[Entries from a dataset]
::::::::::

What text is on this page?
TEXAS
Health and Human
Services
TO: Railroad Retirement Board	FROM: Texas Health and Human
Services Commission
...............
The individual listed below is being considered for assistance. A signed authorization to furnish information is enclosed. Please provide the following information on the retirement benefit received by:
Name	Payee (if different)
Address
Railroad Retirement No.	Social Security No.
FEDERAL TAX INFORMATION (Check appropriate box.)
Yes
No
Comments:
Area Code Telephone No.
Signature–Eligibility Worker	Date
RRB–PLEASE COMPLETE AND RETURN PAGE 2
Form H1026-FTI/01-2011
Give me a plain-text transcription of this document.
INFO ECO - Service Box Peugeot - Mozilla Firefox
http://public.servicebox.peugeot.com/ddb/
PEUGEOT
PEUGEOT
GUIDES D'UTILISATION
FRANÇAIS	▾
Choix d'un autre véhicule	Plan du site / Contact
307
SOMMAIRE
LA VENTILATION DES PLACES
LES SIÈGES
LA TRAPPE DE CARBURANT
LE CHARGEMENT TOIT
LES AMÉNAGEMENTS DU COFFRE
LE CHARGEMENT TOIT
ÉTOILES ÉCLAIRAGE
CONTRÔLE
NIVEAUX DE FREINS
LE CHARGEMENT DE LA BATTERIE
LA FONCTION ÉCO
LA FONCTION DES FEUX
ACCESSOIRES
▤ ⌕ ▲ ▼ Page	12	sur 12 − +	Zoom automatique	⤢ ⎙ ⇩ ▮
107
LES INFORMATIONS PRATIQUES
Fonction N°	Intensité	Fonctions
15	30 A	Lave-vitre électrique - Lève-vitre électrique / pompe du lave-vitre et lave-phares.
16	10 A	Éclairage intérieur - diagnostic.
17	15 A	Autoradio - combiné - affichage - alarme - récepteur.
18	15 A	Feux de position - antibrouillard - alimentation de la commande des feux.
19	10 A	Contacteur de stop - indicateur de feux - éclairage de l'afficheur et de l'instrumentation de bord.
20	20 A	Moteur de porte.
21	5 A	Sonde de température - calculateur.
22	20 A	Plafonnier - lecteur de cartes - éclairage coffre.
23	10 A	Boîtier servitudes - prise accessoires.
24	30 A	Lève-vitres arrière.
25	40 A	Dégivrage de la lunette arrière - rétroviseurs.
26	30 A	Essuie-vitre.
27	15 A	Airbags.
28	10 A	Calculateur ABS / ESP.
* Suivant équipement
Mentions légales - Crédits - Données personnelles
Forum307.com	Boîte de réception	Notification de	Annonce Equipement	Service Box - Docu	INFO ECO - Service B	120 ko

::::::::::

**Short problem:** Using the listing above, retype each line exactly.

**Full output:**
What text is on this page?
TEXAS
Health and Human
Services
TO: Railroad Retirement Board	FROM: Texas Health and Human
Services Commission
...............
The individual listed below is being considered for assistance. A signed authorization to furnish information is enclosed. Please provide the following information on the retirement benefit received by:
Name	Payee (if different)
Address
Railroad Retirement No.	Social Security No.
FEDERAL TAX INFORMATION (Check appropriate box.)
Yes
No
Comments:
Area Code Telephone No.
Signature–Eligibility Worker	Date
RRB–PLEASE COMPLETE AND RETURN PAGE 2
Form H1026-FTI/01-2011
Give me a plain-text transcription of this document.
INFO ECO - Service Box Peugeot - Mozilla Firefox
http://public.servicebox.peugeot.com/ddb/
PEUGEOT
PEUGEOT
GUIDES D'UTILISATION
FRANÇAIS	▾
Choix d'un autre véhicule	Plan du site / Contact
307
SOMMAIRE
LA VENTILATION DES PLACES
LES SIÈGES
LA TRAPPE DE CARBURANT
LE CHARGEMENT TOIT
LES AMÉNAGEMENTS DU COFFRE
LE CHARGEMENT TOIT
ÉTOILES ÉCLAIRAGE
CONTRÔLE
NIVEAUX DE FREINS
LE CHARGEMENT DE LA BATTERIE
LA FONCTION ÉCO
LA FONCTION DES FEUX
ACCESSOIRES
▤ ⌕ ▲ ▼ Page	12	sur 12 − +	Zoom automatique	⤢ ⎙ ⇩ ▮
107
LES INFORMATIONS PRATIQUES
Fonction N°	Intensité	Fonctions
15	30 A	Lave-vitre électrique - Lève-vitre électrique / pompe du lave-vitre et lave-phares.
16	10 A	Éclairage intérieur - diagnostic.
17	15 A	Autoradio - combiné - affichage - alarme - récepteur.
18	15 A	Feux de position - antibrouillard - alimentation de la commande des feux.
19	10 A	Contacteur de stop - indicateur de feux - éclairage de l'afficheur et de l'instrumentation de bord.
20	20 A	Moteur de porte.
21	5 A	Sonde de température - calculateur.
22	20 A	Plafonnier - lecteur de cartes - éclairage coffre.
23	10 A	Boîtier servitudes - prise accessoires.
24	30 A	Lève-vitres arrière.
25	40 A	Dégivrage de la lunette arrière - rétroviseurs.
26	30 A	Essuie-vitre.
27	15 A	Airbags.
28	10 A	Calculateur ABS / ESP.
* Suivant équipement
Mentions légales - Crédits - Données personnelles
Forum307.com	Boîte de réception	Notification de	Annonce Equipement	Service Box - Docu	INFO ECO - Service B	120 ko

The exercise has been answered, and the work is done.